Look through the records and report how many lines include the word "only", with no other words.
········
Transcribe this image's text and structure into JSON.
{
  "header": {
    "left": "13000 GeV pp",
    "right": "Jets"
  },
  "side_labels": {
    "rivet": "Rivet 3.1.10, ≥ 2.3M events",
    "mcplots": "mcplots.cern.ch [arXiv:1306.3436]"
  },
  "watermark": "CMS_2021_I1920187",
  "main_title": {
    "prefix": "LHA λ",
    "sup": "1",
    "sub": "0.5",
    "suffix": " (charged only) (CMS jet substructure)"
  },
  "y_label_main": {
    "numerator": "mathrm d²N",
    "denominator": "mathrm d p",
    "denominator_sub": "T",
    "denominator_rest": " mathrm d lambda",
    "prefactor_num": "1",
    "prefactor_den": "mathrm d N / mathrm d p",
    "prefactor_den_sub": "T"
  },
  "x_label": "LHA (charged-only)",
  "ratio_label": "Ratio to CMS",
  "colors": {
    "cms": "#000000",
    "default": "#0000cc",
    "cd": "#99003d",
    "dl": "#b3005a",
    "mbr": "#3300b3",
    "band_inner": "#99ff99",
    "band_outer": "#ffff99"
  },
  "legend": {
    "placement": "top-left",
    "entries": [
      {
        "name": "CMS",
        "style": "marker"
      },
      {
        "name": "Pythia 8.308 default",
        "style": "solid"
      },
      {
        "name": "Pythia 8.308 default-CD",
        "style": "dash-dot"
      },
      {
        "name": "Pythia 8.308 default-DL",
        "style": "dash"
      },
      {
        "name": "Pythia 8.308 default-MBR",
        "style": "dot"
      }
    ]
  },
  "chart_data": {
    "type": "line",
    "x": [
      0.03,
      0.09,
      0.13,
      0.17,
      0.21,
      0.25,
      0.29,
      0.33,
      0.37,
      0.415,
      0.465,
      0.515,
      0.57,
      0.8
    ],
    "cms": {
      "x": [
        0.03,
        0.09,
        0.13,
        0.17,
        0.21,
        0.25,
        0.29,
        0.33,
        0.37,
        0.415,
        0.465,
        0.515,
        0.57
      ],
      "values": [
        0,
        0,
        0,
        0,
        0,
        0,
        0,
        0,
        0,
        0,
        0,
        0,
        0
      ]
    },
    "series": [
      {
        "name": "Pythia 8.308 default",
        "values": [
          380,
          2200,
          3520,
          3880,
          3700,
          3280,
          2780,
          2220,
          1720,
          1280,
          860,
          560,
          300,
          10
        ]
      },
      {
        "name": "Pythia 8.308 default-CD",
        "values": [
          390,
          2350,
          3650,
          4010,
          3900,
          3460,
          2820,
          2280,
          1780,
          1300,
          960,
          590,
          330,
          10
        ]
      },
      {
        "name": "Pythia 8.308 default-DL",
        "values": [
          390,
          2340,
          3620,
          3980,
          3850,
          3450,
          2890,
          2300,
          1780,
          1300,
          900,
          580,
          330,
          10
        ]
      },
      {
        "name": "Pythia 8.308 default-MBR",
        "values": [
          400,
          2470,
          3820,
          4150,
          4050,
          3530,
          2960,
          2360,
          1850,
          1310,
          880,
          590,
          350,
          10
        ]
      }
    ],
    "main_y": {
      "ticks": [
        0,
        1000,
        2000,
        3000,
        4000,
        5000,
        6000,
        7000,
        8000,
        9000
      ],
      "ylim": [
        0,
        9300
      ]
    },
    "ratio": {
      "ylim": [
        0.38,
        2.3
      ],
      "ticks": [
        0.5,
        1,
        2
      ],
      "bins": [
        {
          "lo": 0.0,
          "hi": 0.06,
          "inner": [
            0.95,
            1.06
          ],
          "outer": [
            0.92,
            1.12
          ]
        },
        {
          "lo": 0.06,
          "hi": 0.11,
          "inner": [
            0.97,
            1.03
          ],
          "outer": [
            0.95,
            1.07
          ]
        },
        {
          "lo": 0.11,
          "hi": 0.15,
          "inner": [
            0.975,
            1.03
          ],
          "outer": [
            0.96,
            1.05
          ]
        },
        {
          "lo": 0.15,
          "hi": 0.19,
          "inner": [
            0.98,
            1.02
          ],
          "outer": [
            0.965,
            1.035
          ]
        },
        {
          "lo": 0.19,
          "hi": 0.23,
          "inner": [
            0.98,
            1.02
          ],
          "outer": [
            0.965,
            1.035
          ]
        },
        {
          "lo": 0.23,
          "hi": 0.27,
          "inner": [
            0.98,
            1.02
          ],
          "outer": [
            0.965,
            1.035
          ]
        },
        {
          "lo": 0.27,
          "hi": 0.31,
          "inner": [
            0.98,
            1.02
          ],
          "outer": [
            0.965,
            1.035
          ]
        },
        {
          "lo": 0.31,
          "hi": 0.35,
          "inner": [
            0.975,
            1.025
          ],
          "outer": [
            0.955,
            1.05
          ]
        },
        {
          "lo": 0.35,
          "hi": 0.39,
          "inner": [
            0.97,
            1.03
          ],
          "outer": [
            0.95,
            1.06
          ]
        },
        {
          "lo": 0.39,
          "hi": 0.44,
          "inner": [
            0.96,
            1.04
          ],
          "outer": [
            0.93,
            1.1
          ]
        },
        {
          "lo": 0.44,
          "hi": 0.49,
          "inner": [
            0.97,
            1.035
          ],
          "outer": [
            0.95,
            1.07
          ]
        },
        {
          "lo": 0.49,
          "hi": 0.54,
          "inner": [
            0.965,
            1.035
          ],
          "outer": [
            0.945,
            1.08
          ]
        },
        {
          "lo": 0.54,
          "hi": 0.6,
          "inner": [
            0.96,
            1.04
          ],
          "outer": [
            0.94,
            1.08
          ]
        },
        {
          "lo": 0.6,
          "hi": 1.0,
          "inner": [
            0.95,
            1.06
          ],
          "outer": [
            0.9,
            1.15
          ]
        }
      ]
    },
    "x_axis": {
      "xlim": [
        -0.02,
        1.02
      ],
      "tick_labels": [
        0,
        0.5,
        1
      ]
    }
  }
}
········
• [ANSWER TO THIS TASK] 2